§ Stated task
Please write out the material that follows, exactly as it stands.

++++ Exercise materials

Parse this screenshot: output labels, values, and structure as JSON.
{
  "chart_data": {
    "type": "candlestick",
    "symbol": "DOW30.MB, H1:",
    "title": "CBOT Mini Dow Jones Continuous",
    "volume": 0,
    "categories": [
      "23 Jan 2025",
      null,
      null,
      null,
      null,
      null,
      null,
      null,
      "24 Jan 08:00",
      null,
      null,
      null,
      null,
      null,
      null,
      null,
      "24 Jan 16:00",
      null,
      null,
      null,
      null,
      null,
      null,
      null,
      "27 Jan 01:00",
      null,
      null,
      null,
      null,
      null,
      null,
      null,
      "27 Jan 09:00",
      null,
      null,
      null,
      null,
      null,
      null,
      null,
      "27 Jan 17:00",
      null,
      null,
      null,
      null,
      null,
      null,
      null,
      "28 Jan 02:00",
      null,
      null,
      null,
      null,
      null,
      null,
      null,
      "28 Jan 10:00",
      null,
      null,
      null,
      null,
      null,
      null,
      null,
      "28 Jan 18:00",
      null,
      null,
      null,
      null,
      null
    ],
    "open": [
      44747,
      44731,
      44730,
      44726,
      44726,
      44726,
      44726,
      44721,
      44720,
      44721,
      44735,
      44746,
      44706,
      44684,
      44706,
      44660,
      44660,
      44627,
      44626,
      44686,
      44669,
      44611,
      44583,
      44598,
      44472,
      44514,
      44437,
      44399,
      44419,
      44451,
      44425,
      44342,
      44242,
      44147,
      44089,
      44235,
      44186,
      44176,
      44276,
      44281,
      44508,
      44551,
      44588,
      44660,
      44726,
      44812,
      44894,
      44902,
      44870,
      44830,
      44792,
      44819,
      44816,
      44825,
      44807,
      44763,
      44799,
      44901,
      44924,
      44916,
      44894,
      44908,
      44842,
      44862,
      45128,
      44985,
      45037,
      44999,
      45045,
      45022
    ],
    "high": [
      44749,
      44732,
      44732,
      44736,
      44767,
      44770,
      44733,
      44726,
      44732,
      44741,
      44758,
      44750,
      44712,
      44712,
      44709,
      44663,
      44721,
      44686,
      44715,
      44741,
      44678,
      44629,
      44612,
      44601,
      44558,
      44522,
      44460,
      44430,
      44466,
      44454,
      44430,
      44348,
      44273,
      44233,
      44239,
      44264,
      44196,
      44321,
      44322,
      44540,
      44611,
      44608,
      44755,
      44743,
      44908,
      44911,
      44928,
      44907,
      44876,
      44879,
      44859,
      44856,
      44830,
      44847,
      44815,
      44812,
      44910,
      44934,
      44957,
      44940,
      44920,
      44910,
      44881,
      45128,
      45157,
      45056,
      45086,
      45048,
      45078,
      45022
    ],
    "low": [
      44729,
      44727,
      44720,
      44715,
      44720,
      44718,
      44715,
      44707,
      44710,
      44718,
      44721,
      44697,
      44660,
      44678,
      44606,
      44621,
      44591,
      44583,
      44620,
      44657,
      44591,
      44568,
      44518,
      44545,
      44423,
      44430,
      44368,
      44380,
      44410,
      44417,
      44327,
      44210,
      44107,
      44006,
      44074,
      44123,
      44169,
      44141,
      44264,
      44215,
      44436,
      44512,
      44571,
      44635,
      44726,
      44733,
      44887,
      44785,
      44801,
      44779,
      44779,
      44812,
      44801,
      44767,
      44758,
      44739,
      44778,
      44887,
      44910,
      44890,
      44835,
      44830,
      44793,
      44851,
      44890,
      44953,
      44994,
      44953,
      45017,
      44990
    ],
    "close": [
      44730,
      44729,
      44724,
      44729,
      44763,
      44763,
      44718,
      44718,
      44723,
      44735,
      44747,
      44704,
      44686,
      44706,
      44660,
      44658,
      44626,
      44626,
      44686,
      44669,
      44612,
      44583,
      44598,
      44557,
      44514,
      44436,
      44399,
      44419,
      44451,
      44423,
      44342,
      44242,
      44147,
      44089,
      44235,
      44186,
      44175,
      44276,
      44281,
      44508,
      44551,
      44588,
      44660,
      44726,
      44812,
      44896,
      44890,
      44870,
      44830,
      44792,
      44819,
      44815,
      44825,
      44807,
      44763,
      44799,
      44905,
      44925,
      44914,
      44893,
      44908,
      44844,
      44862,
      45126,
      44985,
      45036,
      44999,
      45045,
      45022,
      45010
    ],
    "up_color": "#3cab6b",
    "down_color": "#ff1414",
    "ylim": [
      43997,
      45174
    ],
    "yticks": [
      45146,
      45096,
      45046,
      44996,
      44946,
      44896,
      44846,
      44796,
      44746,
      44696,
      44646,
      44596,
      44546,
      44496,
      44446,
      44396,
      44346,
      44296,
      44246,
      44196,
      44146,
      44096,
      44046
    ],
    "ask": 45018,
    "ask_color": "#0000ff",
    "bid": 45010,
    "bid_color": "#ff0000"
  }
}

++++++++

§ Task output
Parse this screenshot: output labels, values, and structure as JSON.
{
  "chart_data": {
    "type": "candlestick",
    "symbol": "DOW30.MB, H1:",
    "title": "CBOT Mini Dow Jones Continuous",
    "volume": 0,
    "categories": [
      "23 Jan 2025",
      null,
      null,
      null,
      null,
      null,
      null,
      null,
      "24 Jan 08:00",
      null,
      null,
      null,
      null,
      null,
      null,
      null,
      "24 Jan 16:00",
      null,
      null,
      null,
      null,
      null,
      null,
      null,
      "27 Jan 01:00",
      null,
      null,
      null,
      null,
      null,
      null,
      null,
      "27 Jan 09:00",
      null,
      null,
      null,
      null,
      null,
      null,
      null,
      "27 Jan 17:00",
      null,
      null,
      null,
      null,
      null,
      null,
      null,
      "28 Jan 02:00",
      null,
      null,
      null,
      null,
      null,
      null,
      null,
      "28 Jan 10:00",
      null,
      null,
      null,
      null,
      null,
      null,
      null,
      "28 Jan 18:00",
      null,
      null,
      null,
      null,
      null
    ],
    "open": [
      44747,
      44731,
      44730,
      44726,
      44726,
      44726,
      44726,
      44721,
      44720,
      44721,
      44735,
      44746,
      44706,
      44684,
      44706,
      44660,
      44660,
      44627,
      44626,
      44686,
      44669,
      44611,
      44583,
      44598,
      44472,
      44514,
      44437,
      44399,
      44419,
      44451,
      44425,
      44342,
      44242,
      44147,
      44089,
      44235,
      44186,
      44176,
      44276,
      44281,
      44508,
      44551,
      44588,
      44660,
      44726,
      44812,
      44894,
      44902,
      44870,
      44830,
      44792,
      44819,
      44816,
      44825,
      44807,
      44763,
      44799,
      44901,
      44924,
      44916,
      44894,
      44908,
      44842,
      44862,
      45128,
      44985,
      45037,
      44999,
      45045,
      45022
    ],
    "high": [
      44749,
      44732,
      44732,
      44736,
      44767,
      44770,
      44733,
      44726,
      44732,
      44741,
      44758,
      44750,
      44712,
      44712,
      44709,
      44663,
      44721,
      44686,
      44715,
      44741,
      44678,
      44629,
      44612,
      44601,
      44558,
      44522,
      44460,
      44430,
      44466,
      44454,
      44430,
      44348,
      44273,
      44233,
      44239,
      44264,
      44196,
      44321,
      44322,
      44540,
      44611,
      44608,
      44755,
      44743,
      44908,
      44911,
      44928,
      44907,
      44876,
      44879,
      44859,
      44856,
      44830,
      44847,
      44815,
      44812,
      44910,
      44934,
      44957,
      44940,
      44920,
      44910,
      44881,
      45128,
      45157,
      45056,
      45086,
      45048,
      45078,
      45022
    ],
    "low": [
      44729,
      44727,
      44720,
      44715,
      44720,
      44718,
      44715,
      44707,
      44710,
      44718,
      44721,
      44697,
      44660,
      44678,
      44606,
      44621,
      44591,
      44583,
      44620,
      44657,
      44591,
      44568,
      44518,
      44545,
      44423,
      44430,
      44368,
      44380,
      44410,
      44417,
      44327,
      44210,
      44107,
      44006,
      44074,
      44123,
      44169,
      44141,
      44264,
      44215,
      44436,
      44512,
      44571,
      44635,
      44726,
      44733,
      44887,
      44785,
      44801,
      44779,
      44779,
      44812,
      44801,
      44767,
      44758,
      44739,
      44778,
      44887,
      44910,
      44890,
      44835,
      44830,
      44793,
      44851,
      44890,
      44953,
      44994,
      44953,
      45017,
      44990
    ],
    "close": [
      44730,
      44729,
      44724,
      44729,
      44763,
      44763,
      44718,
      44718,
      44723,
      44735,
      44747,
      44704,
      44686,
      44706,
      44660,
      44658,
      44626,
      44626,
      44686,
      44669,
      44612,
      44583,
      44598,
      44557,
      44514,
      44436,
      44399,
      44419,
      44451,
      44423,
      44342,
      44242,
      44147,
      44089,
      44235,
      44186,
      44175,
      44276,
      44281,
      44508,
      44551,
      44588,
      44660,
      44726,
      44812,
      44896,
      44890,
      44870,
      44830,
      44792,
      44819,
      44815,
      44825,
      44807,
      44763,
      44799,
      44905,
      44925,
      44914,
      44893,
      44908,
      44844,
      44862,
      45126,
      44985,
      45036,
      44999,
      45045,
      45022,
      45010
    ],
    "up_color": "#3cab6b",
    "down_color": "#ff1414",
    "ylim": [
      43997,
      45174
    ],
    "yticks": [
      45146,
      45096,
      45046,
      44996,
      44946,
      44896,
      44846,
      44796,
      44746,
      44696,
      44646,
      44596,
      44546,
      44496,
      44446,
      44396,
      44346,
      44296,
      44246,
      44196,
      44146,
      44096,
      44046
    ],
    "ask": 45018,
    "ask_color": "#0000ff",
    "bid": 45010,
    "bid_color": "#ff0000"
  }
}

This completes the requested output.